**Problem to work on:** Pick out the lines below that include the string "consensus".

**Records shown:**
++++

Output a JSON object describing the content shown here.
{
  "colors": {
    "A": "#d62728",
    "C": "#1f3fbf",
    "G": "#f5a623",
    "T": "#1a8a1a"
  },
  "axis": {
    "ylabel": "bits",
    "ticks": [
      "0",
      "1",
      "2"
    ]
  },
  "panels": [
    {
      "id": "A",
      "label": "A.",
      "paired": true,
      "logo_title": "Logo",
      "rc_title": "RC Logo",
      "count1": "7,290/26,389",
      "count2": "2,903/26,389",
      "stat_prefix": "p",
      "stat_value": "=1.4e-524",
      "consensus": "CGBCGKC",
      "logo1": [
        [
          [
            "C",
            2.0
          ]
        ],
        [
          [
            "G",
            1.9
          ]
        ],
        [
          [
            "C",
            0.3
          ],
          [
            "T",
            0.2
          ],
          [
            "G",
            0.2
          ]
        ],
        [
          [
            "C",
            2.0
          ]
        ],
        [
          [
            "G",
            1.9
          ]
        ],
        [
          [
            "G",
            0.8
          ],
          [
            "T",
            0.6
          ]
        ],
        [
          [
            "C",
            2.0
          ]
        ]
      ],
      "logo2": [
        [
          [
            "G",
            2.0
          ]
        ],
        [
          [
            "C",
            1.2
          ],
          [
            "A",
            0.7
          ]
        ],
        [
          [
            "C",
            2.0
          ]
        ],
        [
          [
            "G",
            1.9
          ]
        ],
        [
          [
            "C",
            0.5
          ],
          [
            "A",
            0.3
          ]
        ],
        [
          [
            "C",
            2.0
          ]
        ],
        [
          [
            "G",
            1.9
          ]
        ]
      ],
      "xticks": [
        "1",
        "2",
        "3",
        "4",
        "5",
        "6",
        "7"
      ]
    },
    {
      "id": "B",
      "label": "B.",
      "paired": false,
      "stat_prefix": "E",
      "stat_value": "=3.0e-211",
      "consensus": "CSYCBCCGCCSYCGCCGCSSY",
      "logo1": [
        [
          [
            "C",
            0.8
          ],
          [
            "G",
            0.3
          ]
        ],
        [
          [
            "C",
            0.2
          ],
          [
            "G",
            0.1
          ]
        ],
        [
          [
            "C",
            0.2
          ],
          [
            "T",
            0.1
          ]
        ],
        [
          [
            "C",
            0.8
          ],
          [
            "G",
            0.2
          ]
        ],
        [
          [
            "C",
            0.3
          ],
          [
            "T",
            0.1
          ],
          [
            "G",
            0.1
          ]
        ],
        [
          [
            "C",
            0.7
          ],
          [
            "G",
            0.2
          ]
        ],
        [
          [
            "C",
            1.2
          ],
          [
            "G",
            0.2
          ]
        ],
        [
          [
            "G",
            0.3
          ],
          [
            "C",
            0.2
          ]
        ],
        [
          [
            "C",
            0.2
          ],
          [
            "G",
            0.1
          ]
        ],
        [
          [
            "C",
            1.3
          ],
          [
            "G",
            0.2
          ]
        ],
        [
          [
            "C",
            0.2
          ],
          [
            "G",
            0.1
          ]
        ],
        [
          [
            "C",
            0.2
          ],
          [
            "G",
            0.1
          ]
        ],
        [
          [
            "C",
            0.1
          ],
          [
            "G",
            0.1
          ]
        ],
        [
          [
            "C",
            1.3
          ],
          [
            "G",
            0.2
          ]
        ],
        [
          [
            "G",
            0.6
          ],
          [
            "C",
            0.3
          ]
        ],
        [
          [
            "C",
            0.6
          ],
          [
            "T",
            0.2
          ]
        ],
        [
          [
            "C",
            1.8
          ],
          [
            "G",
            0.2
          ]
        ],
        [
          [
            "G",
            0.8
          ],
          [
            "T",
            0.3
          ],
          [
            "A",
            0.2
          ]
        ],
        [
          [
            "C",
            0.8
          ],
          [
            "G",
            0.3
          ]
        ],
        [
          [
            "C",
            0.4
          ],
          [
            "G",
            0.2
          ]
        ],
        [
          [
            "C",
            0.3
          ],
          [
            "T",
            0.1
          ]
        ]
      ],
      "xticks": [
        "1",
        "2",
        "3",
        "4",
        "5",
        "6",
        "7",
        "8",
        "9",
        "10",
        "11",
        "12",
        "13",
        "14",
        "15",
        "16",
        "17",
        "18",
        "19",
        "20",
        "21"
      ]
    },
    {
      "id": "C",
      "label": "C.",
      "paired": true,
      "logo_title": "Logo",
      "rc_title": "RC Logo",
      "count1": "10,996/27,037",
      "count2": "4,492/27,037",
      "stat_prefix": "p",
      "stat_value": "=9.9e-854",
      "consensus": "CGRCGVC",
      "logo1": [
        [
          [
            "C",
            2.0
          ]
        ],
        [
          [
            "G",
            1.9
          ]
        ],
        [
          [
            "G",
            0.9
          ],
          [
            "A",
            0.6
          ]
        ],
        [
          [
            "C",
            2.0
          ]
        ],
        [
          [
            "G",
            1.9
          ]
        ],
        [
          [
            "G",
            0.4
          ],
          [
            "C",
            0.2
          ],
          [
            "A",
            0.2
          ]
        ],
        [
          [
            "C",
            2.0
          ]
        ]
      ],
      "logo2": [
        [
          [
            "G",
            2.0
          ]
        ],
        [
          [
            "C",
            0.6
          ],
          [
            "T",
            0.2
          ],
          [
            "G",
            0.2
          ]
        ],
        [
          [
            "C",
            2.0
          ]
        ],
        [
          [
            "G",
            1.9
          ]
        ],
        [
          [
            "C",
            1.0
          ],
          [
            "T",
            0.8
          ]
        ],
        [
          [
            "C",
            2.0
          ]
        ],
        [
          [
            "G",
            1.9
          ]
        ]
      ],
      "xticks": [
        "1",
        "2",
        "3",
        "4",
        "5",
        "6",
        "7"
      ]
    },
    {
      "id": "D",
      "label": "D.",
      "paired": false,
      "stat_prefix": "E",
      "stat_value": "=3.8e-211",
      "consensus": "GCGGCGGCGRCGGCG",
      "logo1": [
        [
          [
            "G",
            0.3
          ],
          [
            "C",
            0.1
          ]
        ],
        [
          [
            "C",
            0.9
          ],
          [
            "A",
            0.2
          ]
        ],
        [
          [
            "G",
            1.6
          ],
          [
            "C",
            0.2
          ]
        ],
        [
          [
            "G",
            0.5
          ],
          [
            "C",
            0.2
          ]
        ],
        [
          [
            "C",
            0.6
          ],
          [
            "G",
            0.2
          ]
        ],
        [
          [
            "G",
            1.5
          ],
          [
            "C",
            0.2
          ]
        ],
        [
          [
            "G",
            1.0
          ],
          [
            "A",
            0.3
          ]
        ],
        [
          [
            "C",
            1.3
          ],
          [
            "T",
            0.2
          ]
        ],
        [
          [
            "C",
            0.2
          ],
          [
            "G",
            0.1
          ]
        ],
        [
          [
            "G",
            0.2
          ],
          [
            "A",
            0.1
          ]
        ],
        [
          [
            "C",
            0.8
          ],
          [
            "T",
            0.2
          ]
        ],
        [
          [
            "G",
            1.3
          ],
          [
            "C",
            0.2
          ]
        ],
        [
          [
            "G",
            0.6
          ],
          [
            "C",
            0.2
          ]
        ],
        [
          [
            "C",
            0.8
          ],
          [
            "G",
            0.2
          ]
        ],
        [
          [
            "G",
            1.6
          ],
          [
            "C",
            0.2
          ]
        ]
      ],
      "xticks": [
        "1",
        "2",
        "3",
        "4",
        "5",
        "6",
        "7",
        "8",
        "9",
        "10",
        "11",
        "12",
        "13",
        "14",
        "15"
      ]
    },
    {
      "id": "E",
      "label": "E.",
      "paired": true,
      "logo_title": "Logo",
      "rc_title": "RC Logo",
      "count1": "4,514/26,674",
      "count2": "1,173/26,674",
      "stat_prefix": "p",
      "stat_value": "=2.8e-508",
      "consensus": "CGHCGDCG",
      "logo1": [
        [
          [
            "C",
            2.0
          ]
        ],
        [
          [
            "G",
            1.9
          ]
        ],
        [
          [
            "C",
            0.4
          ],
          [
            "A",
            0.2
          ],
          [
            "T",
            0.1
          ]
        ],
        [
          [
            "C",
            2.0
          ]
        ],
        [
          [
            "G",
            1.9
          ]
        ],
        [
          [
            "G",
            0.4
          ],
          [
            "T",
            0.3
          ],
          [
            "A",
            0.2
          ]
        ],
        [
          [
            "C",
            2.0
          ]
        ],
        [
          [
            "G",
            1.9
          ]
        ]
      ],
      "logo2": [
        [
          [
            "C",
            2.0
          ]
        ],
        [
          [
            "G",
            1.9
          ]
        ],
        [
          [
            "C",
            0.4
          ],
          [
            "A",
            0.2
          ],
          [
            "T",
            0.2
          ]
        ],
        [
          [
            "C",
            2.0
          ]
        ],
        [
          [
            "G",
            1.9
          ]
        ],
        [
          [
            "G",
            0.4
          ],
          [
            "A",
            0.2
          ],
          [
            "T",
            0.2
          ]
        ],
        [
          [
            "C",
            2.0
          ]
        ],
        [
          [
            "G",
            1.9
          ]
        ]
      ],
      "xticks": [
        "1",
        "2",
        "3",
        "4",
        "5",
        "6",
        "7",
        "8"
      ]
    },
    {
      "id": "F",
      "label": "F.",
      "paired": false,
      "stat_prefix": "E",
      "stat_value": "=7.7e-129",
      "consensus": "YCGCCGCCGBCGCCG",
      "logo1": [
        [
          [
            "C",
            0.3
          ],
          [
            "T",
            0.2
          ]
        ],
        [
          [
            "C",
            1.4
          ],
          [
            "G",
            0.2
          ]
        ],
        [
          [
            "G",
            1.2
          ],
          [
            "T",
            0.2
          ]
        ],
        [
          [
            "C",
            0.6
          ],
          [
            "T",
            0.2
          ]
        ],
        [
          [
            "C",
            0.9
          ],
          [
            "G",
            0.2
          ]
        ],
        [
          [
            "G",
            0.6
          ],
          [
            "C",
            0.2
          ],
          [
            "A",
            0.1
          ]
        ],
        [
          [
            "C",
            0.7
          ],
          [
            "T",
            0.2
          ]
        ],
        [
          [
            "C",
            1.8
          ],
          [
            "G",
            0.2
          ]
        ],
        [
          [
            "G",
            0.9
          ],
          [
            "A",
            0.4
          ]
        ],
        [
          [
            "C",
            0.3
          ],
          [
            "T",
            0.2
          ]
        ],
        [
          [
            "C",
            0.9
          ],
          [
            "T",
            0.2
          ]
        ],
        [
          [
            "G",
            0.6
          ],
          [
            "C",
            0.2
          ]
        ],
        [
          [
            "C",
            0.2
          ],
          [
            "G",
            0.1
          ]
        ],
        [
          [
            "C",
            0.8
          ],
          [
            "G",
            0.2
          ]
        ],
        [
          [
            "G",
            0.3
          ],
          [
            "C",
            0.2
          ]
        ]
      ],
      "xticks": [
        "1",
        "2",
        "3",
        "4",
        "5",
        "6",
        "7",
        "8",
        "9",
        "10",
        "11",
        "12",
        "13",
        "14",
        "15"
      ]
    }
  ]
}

++++

**Full solution:**
      "consensus": "CGBCGKC",
      "consensus": "CSYCBCCGCCSYCGCCGCSSY",
      "consensus": "CGRCGVC",
      "consensus": "GCGGCGGCGRCGGCG",
      "consensus": "CGHCGDCG",
      "consensus": "YCGCCGCCGBCGCCG",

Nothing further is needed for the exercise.